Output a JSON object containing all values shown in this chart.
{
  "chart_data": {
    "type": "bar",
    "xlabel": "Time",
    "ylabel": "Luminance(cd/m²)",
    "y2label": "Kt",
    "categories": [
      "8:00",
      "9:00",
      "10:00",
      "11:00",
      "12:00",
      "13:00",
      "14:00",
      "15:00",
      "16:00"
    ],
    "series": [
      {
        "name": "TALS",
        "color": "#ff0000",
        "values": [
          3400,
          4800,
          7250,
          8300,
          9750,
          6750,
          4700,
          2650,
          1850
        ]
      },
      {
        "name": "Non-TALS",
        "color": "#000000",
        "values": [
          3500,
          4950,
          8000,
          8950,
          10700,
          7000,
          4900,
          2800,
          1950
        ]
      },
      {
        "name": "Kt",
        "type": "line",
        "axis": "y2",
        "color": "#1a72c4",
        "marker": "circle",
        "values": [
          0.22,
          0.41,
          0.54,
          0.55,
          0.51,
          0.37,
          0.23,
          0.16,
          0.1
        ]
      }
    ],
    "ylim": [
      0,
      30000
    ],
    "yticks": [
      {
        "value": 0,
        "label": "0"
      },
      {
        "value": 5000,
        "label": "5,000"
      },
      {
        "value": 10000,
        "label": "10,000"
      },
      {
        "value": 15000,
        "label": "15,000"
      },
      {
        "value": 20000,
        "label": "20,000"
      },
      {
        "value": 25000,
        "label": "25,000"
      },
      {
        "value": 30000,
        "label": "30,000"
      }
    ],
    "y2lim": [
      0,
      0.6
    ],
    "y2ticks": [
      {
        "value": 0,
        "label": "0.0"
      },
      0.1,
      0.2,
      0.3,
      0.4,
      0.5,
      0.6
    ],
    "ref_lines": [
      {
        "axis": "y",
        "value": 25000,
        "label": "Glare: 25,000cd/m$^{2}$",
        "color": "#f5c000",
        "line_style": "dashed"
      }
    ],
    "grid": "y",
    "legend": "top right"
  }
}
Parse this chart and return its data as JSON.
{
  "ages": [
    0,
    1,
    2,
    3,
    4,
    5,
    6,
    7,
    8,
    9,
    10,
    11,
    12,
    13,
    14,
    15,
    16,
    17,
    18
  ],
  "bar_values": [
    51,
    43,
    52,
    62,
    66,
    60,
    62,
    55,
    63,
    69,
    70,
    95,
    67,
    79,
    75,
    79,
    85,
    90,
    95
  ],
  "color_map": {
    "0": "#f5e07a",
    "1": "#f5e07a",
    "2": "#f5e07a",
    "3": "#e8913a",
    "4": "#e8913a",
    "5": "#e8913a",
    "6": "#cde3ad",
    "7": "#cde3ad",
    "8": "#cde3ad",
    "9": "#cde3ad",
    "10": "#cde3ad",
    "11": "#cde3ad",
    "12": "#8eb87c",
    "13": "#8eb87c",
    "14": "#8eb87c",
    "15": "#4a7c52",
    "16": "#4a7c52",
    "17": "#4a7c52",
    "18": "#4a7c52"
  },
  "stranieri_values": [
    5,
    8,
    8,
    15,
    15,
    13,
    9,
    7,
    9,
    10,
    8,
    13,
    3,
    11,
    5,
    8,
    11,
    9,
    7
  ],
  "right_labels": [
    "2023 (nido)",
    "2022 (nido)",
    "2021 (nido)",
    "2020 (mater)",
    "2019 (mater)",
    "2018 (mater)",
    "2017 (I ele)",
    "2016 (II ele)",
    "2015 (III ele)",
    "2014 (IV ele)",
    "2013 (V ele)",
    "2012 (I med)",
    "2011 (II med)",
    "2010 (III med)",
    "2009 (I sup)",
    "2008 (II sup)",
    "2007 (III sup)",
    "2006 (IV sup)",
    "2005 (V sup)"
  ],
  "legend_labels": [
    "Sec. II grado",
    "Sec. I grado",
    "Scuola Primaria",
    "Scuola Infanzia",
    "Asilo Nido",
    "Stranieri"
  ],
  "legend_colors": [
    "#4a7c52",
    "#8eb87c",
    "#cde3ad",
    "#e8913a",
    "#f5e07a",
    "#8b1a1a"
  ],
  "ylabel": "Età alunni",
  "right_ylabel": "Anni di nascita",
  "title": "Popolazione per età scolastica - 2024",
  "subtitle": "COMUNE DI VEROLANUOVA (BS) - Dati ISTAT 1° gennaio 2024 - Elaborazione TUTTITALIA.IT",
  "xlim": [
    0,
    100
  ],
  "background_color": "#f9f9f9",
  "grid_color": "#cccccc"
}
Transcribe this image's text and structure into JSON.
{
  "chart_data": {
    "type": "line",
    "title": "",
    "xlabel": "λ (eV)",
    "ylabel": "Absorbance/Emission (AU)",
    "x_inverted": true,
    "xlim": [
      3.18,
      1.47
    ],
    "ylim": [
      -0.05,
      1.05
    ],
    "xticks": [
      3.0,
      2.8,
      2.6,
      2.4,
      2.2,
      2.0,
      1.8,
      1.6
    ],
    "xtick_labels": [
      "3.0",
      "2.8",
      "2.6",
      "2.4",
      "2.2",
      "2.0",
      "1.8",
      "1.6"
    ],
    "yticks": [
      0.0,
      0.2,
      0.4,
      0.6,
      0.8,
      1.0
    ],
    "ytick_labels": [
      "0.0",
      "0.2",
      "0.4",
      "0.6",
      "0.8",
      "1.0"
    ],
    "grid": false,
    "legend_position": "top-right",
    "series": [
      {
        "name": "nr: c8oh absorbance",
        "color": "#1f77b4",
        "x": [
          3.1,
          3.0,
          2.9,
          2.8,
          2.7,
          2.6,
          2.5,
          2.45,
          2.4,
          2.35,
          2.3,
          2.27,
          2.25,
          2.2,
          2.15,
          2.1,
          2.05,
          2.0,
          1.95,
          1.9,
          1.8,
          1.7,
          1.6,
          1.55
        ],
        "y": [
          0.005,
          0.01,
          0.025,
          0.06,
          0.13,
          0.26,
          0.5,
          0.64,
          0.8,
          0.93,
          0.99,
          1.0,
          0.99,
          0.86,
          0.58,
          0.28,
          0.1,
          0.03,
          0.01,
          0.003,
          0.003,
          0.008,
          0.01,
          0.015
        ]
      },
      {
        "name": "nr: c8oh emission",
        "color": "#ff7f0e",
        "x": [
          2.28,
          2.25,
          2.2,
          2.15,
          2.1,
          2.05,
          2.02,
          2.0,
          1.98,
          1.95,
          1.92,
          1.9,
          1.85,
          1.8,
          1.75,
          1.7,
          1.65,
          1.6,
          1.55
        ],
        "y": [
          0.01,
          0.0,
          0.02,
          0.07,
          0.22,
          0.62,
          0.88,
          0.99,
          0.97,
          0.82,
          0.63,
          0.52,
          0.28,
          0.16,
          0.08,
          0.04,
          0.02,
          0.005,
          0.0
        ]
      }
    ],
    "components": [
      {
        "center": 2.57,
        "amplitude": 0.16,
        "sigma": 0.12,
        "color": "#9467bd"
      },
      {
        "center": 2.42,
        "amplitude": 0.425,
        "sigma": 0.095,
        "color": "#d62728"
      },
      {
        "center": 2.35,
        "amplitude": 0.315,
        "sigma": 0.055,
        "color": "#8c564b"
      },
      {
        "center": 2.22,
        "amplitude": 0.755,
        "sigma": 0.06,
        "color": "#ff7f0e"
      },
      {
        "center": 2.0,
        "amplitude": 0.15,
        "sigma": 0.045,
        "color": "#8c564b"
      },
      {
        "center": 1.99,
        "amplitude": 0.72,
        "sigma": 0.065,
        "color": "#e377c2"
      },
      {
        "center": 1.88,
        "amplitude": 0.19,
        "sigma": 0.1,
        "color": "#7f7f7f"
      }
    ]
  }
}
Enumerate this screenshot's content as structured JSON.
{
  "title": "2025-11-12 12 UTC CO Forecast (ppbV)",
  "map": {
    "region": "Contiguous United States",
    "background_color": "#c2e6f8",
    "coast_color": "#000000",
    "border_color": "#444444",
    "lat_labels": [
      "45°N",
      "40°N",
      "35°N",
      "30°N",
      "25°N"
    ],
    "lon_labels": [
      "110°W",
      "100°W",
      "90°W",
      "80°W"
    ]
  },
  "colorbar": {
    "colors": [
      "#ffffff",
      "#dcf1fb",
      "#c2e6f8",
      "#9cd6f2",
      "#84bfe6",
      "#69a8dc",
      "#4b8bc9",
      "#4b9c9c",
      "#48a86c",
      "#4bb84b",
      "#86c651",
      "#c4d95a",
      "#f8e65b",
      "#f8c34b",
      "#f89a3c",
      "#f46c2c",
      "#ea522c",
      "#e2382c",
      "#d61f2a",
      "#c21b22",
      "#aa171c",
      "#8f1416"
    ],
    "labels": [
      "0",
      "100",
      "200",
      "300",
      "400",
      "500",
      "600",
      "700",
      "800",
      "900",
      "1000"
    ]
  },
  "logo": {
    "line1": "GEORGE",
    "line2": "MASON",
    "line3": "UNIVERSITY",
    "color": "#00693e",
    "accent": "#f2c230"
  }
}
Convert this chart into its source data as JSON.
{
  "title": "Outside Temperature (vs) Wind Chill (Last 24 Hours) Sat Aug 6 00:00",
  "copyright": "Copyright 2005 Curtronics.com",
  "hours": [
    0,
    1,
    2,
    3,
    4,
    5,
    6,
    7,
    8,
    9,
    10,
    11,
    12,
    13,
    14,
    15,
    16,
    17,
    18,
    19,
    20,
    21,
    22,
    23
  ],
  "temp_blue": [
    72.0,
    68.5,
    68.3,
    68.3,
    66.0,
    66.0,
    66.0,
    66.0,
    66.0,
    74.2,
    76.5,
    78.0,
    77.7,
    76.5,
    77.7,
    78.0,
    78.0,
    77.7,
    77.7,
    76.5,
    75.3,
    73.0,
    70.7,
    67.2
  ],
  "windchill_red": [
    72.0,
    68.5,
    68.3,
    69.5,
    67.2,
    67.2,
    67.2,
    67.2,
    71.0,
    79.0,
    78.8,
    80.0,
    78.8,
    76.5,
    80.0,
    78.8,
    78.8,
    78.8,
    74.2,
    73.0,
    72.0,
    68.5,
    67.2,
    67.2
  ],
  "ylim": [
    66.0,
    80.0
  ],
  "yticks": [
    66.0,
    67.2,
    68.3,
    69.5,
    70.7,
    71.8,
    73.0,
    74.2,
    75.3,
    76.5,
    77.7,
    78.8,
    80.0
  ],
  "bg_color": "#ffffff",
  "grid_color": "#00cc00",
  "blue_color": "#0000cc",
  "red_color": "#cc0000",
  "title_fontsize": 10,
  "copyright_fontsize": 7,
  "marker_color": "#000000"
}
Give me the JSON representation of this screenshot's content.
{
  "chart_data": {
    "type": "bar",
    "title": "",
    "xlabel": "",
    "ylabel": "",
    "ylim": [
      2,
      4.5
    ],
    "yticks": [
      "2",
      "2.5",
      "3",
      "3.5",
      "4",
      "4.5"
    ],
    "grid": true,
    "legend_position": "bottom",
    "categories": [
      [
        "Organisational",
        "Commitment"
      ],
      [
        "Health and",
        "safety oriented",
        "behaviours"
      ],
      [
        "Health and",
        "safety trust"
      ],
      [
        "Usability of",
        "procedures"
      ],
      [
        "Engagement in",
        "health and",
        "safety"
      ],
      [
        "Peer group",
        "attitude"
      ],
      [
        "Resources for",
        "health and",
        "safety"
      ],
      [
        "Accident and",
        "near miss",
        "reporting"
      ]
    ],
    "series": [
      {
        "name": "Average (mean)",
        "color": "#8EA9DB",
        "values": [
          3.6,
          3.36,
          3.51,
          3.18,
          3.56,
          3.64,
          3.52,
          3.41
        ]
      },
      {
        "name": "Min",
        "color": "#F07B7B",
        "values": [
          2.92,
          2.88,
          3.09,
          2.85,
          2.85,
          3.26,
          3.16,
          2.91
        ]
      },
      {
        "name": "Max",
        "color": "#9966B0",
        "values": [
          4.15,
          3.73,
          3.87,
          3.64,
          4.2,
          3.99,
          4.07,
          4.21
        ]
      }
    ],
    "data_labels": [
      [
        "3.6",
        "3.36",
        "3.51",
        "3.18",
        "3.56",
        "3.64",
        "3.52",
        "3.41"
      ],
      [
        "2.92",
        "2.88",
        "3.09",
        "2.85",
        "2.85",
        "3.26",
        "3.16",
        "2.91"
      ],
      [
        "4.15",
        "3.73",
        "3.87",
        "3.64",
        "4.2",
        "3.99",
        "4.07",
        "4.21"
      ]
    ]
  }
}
──────
### Aim:
Copy each line that holds the word "into".

### Solution to the exercise:
Transcribe this image's text and structure into JSON.
Convert this chart into its source data as JSON.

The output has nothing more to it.